== PROVIDED RECORDS ==
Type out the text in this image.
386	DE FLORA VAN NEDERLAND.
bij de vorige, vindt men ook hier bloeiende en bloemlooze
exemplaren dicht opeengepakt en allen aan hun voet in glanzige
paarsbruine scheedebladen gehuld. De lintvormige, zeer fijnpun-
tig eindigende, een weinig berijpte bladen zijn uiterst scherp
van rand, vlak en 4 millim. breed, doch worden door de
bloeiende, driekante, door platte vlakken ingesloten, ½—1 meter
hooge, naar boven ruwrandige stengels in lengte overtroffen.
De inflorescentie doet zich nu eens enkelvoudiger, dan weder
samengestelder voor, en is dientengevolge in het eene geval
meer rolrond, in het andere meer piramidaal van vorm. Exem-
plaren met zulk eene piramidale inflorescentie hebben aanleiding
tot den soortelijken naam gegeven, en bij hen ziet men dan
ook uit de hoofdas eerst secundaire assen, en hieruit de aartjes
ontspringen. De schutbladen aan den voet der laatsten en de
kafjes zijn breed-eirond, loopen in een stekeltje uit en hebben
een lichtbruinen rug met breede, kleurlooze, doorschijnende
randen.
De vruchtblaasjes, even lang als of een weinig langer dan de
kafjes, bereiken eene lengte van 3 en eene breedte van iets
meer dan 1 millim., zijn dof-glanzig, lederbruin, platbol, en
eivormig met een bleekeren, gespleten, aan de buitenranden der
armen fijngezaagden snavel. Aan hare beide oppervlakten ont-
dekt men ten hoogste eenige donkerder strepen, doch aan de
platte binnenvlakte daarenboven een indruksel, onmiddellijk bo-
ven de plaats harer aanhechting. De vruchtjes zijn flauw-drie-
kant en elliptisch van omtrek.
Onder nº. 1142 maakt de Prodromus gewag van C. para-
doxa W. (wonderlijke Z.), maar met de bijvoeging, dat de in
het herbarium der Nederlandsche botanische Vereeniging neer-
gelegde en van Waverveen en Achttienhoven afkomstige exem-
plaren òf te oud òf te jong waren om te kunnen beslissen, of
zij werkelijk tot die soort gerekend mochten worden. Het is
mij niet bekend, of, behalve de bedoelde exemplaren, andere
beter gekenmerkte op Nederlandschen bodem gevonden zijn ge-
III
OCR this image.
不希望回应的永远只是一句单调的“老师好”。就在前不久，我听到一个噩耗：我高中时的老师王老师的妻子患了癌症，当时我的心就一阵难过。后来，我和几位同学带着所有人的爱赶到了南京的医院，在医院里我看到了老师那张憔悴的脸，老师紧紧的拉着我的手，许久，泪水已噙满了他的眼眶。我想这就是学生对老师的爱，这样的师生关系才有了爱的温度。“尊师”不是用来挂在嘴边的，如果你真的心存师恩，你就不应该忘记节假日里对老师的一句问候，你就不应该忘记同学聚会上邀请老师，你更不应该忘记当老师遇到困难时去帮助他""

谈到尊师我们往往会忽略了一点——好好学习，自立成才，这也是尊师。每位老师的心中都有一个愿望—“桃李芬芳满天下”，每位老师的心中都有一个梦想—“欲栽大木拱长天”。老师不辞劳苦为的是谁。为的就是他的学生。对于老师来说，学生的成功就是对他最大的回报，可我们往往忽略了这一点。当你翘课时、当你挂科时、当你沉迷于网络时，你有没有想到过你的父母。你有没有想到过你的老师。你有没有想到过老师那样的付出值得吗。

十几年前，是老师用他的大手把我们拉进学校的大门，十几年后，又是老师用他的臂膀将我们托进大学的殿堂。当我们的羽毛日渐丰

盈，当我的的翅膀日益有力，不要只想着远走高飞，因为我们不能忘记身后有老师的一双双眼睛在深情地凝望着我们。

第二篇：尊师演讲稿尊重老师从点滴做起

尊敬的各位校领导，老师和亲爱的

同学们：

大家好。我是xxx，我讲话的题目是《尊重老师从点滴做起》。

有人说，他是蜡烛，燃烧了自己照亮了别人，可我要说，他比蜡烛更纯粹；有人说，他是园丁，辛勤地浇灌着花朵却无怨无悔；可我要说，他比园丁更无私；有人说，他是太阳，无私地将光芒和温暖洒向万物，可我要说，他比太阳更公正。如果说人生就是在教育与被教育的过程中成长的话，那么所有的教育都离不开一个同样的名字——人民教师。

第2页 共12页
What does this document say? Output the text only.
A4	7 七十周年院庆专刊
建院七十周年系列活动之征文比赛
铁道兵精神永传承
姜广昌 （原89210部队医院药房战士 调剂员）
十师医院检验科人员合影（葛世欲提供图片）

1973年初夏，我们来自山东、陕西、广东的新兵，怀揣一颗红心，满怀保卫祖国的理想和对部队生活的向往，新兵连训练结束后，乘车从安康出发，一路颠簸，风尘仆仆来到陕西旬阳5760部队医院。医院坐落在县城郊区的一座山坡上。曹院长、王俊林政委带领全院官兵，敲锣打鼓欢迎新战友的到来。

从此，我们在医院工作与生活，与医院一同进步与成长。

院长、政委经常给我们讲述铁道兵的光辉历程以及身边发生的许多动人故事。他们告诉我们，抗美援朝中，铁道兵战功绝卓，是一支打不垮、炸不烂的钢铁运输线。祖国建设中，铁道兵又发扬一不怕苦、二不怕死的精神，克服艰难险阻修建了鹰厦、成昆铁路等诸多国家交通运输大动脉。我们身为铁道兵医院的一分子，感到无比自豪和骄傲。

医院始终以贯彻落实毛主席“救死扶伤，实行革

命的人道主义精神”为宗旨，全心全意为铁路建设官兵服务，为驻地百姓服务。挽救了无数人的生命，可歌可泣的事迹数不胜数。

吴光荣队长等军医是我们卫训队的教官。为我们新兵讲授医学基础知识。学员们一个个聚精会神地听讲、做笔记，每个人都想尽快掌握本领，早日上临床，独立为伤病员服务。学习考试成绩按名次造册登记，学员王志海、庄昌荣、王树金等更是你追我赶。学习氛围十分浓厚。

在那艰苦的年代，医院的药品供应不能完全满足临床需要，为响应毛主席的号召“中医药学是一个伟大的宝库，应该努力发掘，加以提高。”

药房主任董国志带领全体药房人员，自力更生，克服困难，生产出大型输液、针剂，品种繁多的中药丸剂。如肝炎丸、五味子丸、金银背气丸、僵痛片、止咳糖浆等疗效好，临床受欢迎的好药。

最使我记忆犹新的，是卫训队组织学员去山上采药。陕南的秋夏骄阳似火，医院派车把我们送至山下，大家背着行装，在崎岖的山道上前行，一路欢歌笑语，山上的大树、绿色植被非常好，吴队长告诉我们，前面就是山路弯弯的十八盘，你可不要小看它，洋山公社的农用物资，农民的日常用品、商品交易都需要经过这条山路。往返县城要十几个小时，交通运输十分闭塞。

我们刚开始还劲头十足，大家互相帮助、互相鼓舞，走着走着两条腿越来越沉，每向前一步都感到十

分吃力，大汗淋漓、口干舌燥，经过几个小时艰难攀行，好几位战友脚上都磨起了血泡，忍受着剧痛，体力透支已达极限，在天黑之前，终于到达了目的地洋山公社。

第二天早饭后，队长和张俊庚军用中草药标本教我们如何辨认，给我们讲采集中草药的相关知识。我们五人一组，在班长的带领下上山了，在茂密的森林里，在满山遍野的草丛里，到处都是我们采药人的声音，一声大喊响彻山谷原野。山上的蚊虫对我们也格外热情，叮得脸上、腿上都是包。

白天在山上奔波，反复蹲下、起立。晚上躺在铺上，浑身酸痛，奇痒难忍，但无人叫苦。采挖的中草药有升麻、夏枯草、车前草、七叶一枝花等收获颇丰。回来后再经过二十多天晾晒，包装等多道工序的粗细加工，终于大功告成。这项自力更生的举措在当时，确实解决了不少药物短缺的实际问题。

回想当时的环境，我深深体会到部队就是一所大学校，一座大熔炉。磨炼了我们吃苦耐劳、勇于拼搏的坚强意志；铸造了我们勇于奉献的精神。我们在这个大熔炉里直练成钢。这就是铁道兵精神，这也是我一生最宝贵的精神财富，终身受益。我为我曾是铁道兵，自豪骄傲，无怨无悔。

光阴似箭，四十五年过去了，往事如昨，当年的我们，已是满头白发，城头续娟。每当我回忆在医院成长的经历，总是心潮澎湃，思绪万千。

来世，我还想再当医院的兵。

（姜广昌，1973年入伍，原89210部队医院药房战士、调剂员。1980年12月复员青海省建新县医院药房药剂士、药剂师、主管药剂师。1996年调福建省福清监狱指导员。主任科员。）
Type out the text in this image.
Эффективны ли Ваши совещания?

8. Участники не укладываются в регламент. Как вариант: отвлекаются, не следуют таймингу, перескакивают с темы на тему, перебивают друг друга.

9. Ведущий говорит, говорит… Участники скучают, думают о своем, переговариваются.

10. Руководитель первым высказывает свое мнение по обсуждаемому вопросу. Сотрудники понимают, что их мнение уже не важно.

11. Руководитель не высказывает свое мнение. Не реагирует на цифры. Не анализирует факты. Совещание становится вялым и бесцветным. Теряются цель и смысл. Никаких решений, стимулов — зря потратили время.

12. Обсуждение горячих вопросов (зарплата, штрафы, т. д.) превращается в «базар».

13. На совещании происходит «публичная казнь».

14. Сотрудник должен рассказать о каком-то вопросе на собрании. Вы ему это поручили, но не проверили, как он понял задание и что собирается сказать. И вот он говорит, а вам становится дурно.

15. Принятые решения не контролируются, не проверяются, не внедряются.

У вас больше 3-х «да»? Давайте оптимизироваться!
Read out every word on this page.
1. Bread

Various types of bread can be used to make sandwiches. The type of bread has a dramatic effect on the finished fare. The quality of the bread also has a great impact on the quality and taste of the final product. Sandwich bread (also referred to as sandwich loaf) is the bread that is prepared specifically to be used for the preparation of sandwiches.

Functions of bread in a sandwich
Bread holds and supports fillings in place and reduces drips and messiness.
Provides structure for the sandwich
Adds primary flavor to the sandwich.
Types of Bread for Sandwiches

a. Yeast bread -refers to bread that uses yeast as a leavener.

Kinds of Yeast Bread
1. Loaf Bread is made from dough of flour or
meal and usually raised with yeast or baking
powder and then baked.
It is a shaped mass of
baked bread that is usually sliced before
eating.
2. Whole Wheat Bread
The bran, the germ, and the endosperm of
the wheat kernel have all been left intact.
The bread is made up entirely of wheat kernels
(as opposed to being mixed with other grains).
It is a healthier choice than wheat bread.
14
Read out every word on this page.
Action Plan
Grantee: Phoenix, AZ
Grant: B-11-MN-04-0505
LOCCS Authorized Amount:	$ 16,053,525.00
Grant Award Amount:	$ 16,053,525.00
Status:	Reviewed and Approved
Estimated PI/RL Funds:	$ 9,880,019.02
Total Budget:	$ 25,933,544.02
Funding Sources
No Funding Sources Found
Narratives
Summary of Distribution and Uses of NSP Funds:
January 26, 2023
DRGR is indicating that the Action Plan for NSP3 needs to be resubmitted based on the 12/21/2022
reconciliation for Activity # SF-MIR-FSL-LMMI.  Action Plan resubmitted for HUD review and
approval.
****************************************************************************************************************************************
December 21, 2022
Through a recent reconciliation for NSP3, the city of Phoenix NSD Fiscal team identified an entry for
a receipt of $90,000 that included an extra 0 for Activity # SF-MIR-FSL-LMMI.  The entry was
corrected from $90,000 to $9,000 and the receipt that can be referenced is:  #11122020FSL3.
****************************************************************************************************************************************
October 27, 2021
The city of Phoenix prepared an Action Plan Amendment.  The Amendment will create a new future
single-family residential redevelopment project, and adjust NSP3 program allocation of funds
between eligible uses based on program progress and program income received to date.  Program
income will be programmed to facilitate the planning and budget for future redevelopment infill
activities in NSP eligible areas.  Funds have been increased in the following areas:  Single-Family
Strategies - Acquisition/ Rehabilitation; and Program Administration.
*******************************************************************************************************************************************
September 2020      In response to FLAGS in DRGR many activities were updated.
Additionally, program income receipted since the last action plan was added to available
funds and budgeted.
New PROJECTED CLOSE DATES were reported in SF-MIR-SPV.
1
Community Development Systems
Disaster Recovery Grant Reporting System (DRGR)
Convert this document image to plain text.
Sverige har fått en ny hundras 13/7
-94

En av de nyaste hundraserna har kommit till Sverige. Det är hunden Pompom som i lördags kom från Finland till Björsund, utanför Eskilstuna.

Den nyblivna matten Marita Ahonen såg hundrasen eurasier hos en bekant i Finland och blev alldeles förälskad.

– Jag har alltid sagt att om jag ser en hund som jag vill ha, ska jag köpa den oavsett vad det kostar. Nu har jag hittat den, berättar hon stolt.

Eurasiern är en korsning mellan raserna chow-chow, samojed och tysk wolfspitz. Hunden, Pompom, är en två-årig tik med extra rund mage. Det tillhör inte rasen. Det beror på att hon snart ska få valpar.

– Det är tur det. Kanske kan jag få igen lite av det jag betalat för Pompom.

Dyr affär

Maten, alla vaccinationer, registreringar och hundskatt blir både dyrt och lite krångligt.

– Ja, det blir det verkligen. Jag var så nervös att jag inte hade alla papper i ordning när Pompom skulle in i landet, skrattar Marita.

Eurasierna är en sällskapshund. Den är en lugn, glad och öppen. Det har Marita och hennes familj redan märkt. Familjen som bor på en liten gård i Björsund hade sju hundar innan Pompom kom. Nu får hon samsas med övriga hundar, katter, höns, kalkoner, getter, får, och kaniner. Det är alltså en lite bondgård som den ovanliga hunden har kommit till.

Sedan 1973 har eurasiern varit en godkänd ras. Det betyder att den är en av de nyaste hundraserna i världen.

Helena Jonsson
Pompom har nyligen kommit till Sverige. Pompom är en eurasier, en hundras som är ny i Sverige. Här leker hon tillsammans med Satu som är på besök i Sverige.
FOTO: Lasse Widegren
===
-- TO BE DONE --
Check each line above for the word "text" and say how many have it, with nothing else.

-- REPLY --
4